Locate the lines that hold the string "roca". Copy every such line.

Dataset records
****************

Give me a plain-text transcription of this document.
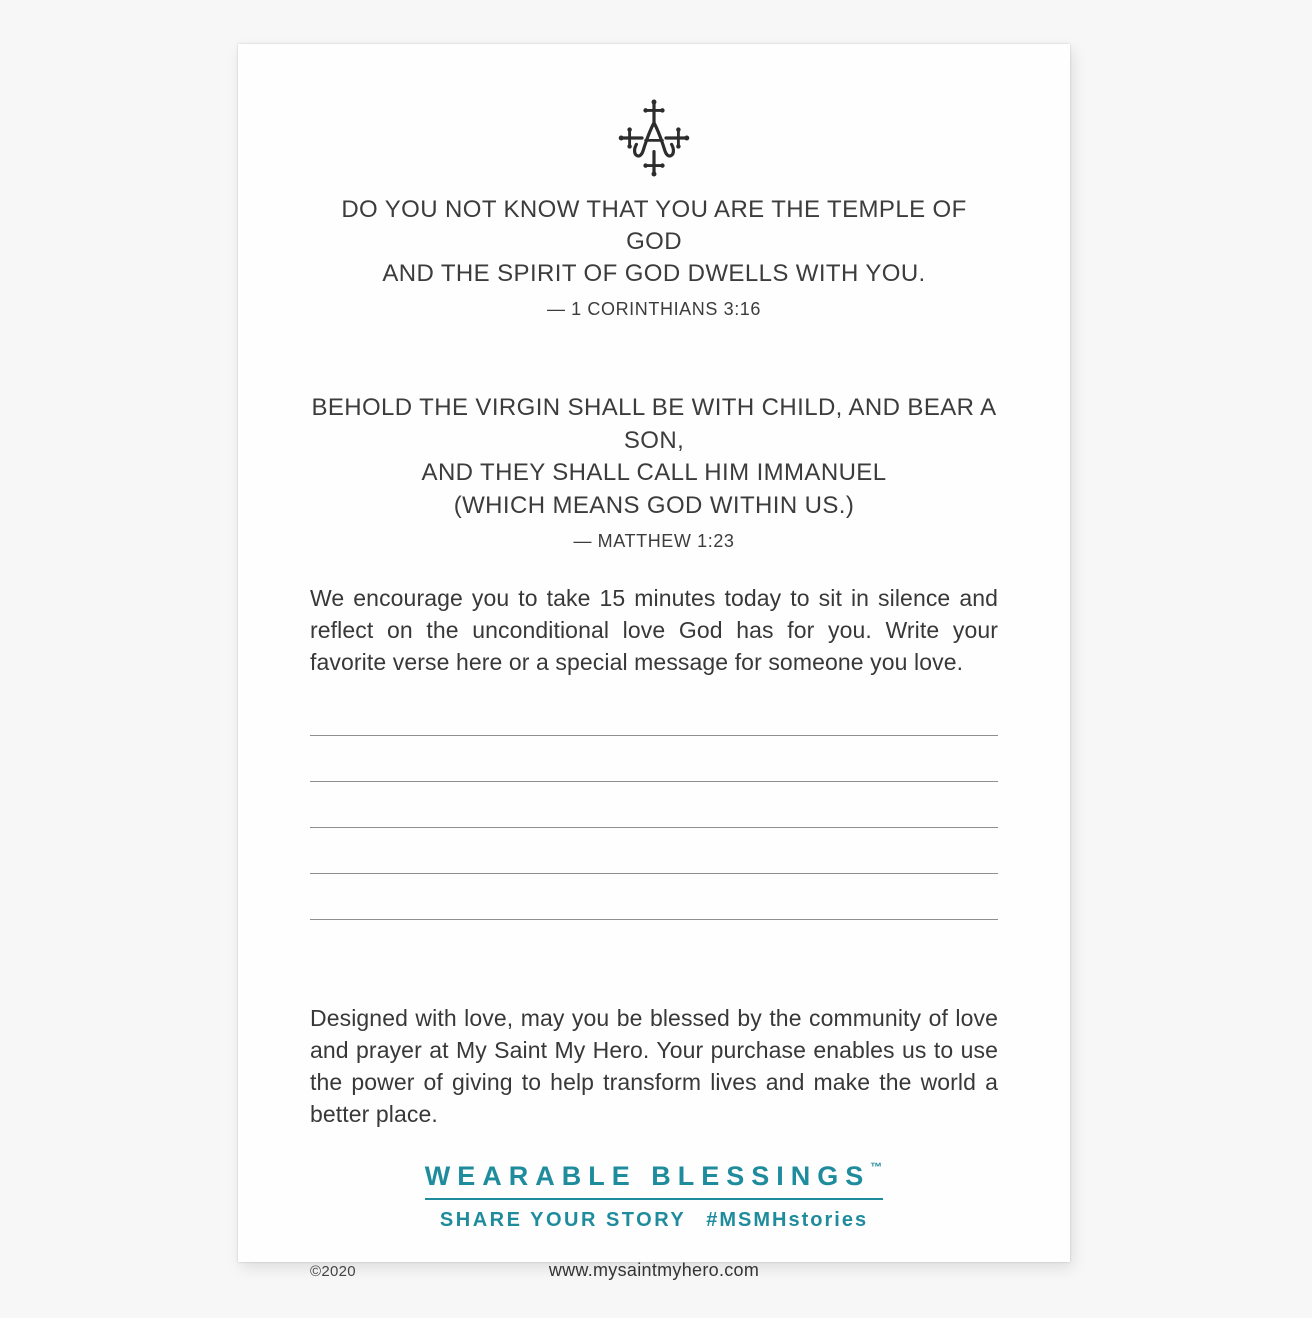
DO YOU NOT KNOW THAT YOU ARE THE TEMPLE OF GOD
AND THE SPIRIT OF GOD DWELLS WITH YOU.
— 1 CORINTHIANS 3:16
BEHOLD THE VIRGIN SHALL BE WITH CHILD, AND BEAR A SON,
AND THEY SHALL CALL HIM IMMANUEL
(WHICH MEANS GOD WITHIN US.)
— MATTHEW 1:23

We encourage you to take 15 minutes today to sit in silence and reflect on the unconditional love God has for you. Write your favorite verse here or a special message for someone you love.

Designed with love, may you be blessed by the community of love and prayer at My Saint My Hero. Your purchase enables us to use the power of giving to help transform lives and make the world a better place.

WEARABLE BLESSINGS™
SHARE YOUR STORY #MSMHstories
©2020	www.mysaintmyhero.com
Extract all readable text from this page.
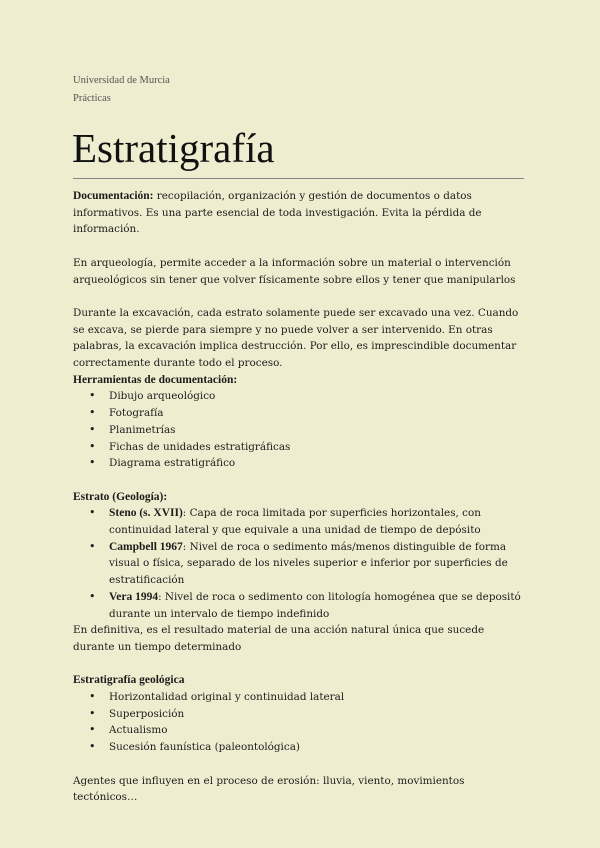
Universidad de Murcia
Prácticas
Estratigrafía

Documentación: recopilación, organización y gestión de documentos o datos informativos. Es una parte esencial de toda investigación. Evita la pérdida de información.

En arqueología, permite acceder a la información sobre un material o intervención arqueológicos sin tener que volver físicamente sobre ellos y tener que manipularlos

Durante la excavación, cada estrato solamente puede ser excavado una vez. Cuando se excava, se pierde para siempre y no puede volver a ser intervenido. En otras palabras, la excavación implica destrucción. Por ello, es imprescindible documentar correctamente durante todo el proceso.

Herramientas de documentación:

• Dibujo arqueológico
• Fotografía
• Planimetrías
• Fichas de unidades estratigráficas
• Diagrama estratigráfico

Estrato (Geología):

• Steno (s. XVII): Capa de roca limitada por superficies horizontales, con continuidad lateral y que equivale a una unidad de tiempo de depósito
• Campbell 1967: Nivel de roca o sedimento más/menos distinguible de forma visual o física, separado de los niveles superior e inferior por superficies de estratificación
• Vera 1994: Nivel de roca o sedimento con litología homogénea que se depositó durante un intervalo de tiempo indefinido

En definitiva, es el resultado material de una acción natural única que sucede durante un tiempo determinado

Estratigrafía geológica

• Horizontalidad original y continuidad lateral
• Superposición
• Actualismo
• Sucesión faunística (paleontológica)

Agentes que influyen en el proceso de erosión: lluvia, viento, movimientos tectónicos…
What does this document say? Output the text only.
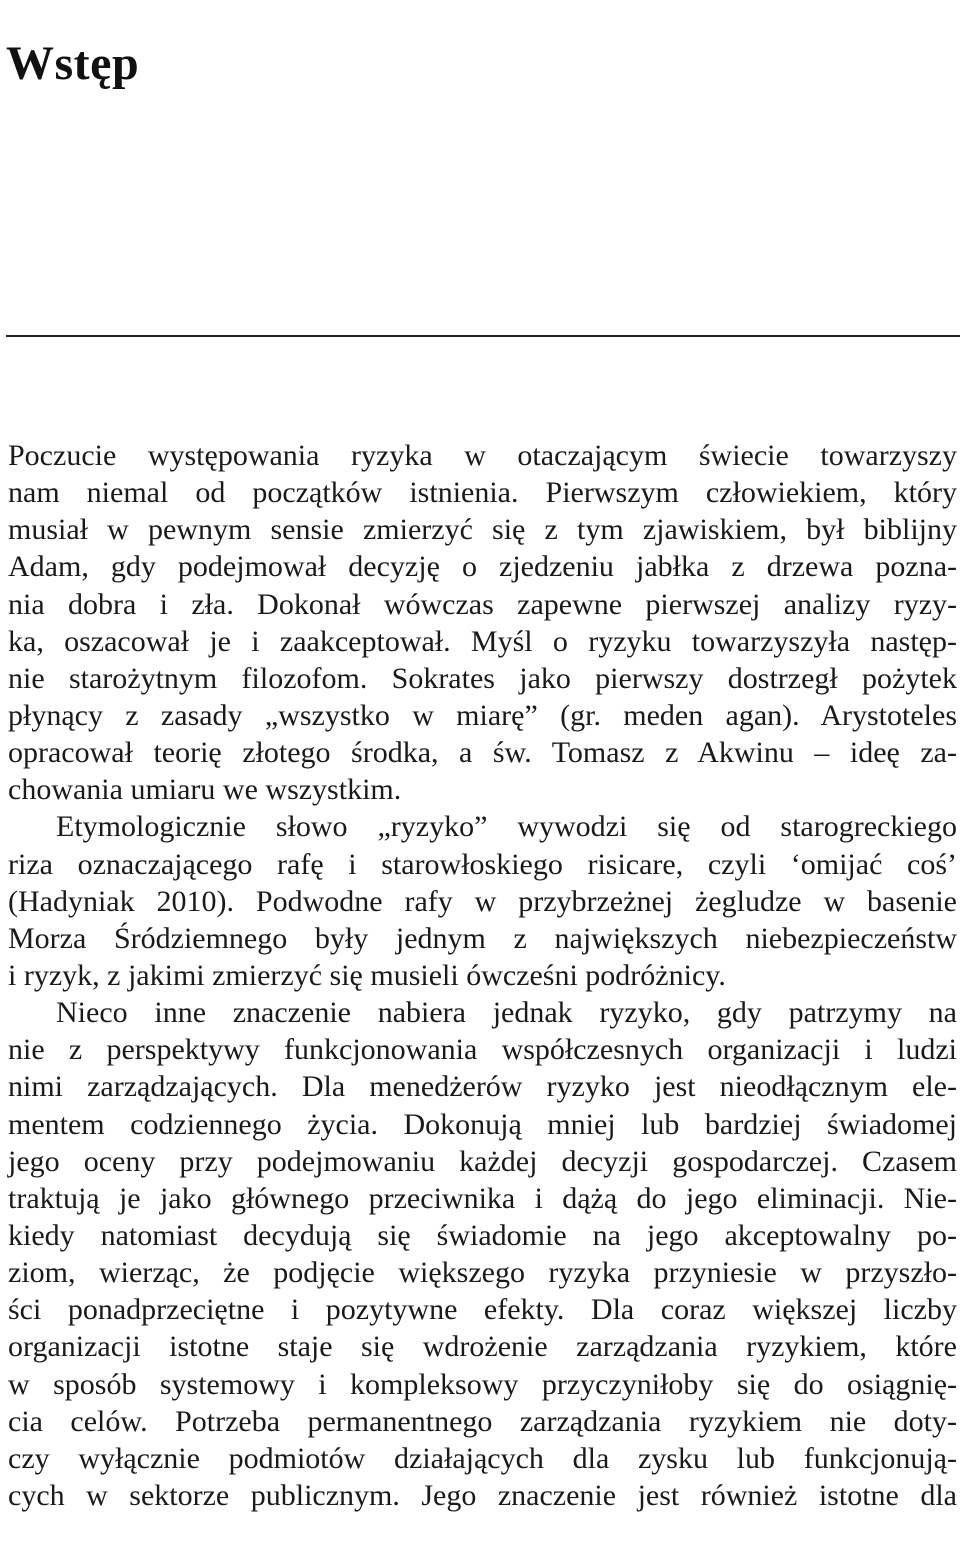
Wstęp
Poczucie występowania ryzyka w otaczającym świecie towarzyszy
nam niemal od początków istnienia. Pierwszym człowiekiem, który
musiał w pewnym sensie zmierzyć się z tym zjawiskiem, był biblijny
Adam, gdy podejmował decyzję o zjedzeniu jabłka z drzewa pozna-
nia dobra i zła. Dokonał wówczas zapewne pierwszej analizy ryzy-
ka, oszacował je i zaakceptował. Myśl o ryzyku towarzyszyła następ-
nie starożytnym filozofom. Sokrates jako pierwszy dostrzegł pożytek
płynący z zasady „wszystko w miarę” (gr. meden agan). Arystoteles
opracował teorię złotego środka, a św. Tomasz z Akwinu – ideę za-
chowania umiaru we wszystkim.
Etymologicznie słowo „ryzyko” wywodzi się od starogreckiego
riza oznaczającego rafę i starowłoskiego risicare, czyli ‘omijać coś’
(Hadyniak 2010). Podwodne rafy w przybrzeżnej żegludze w basenie
Morza Śródziemnego były jednym z największych niebezpieczeństw
i ryzyk, z jakimi zmierzyć się musieli ówcześni podróżnicy.
Nieco inne znaczenie nabiera jednak ryzyko, gdy patrzymy na
nie z perspektywy funkcjonowania współczesnych organizacji i ludzi
nimi zarządzających. Dla menedżerów ryzyko jest nieodłącznym ele-
mentem codziennego życia. Dokonują mniej lub bardziej świadomej
jego oceny przy podejmowaniu każdej decyzji gospodarczej. Czasem
traktują je jako głównego przeciwnika i dążą do jego eliminacji. Nie-
kiedy natomiast decydują się świadomie na jego akceptowalny po-
ziom, wierząc, że podjęcie większego ryzyka przyniesie w przyszło-
ści ponadprzeciętne i pozytywne efekty. Dla coraz większej liczby
organizacji istotne staje się wdrożenie zarządzania ryzykiem, które
w sposób systemowy i kompleksowy przyczyniłoby się do osiągnię-
cia celów. Potrzeba permanentnego zarządzania ryzykiem nie doty-
czy wyłącznie podmiotów działających dla zysku lub funkcjonują-
cych w sektorze publicznym. Jego znaczenie jest również istotne dla
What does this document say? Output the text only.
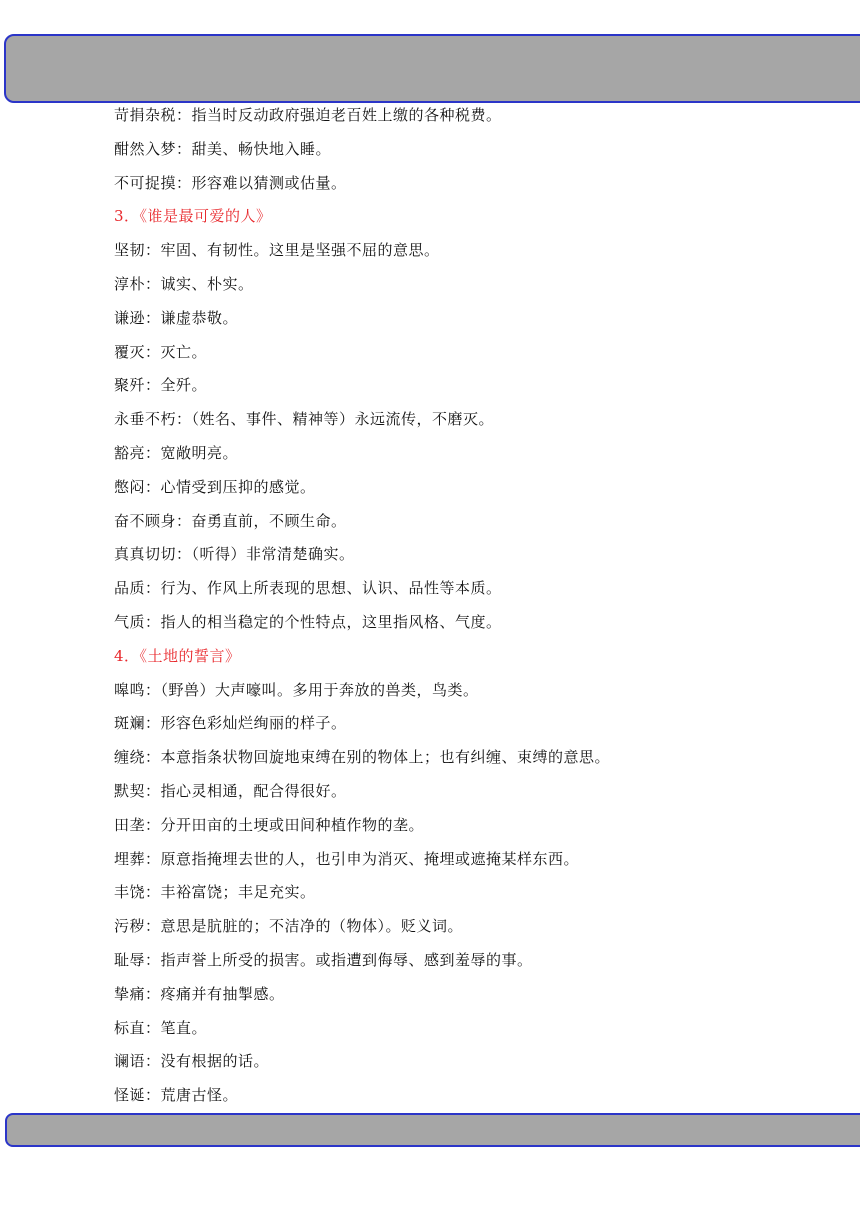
苛捐杂税：指当时反动政府强迫老百姓上缴的各种税费。
酣然入梦：甜美、畅快地入睡。
不可捉摸：形容难以猜测或估量。
3．《谁是最可爱的人》
坚韧：牢固、有韧性。这里是坚强不屈的意思。
淳朴：诚实、朴实。
谦逊：谦虚恭敬。
覆灭：灭亡。
聚歼：全歼。
永垂不朽：（姓名、事件、精神等）永远流传，不磨灭。
豁亮：宽敞明亮。
憋闷：心情受到压抑的感觉。
奋不顾身：奋勇直前，不顾生命。
真真切切：（听得）非常清楚确实。
品质：行为、作风上所表现的思想、认识、品性等本质。
气质：指人的相当稳定的个性特点，这里指风格、气度。
4．《土地的誓言》
嗥鸣：（野兽）大声嚎叫。多用于奔放的兽类，鸟类。
斑斓：形容色彩灿烂绚丽的样子。
缠绕：本意指条状物回旋地束缚在别的物体上；也有纠缠、束缚的意思。
默契：指心灵相通，配合得很好。
田垄：分开田亩的土埂或田间种植作物的垄。
埋葬：原意指掩埋去世的人，也引申为消灭、掩埋或遮掩某样东西。
丰饶：丰裕富饶；丰足充实。
污秽：意思是肮脏的；不洁净的（物体）。贬义词。
耻辱：指声誉上所受的损害。或指遭到侮辱、感到羞辱的事。
挚痛：疼痛并有抽掣感。
标直：笔直。
谰语：没有根据的话。
怪诞：荒唐古怪。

****************

Task answer
• Steno (s. XVII): Capa de roca limitada por superficies horizontales, con continuidad lateral y que equivale a una unidad de tiempo de depósito
• Campbell 1967: Nivel de roca o sedimento más/menos distinguible de forma visual o física, separado de los niveles superior e inferior por superficies de estratificación
• Vera 1994: Nivel de roca o sedimento con litología homogénea que se depositó durante un intervalo de tiempo indefinido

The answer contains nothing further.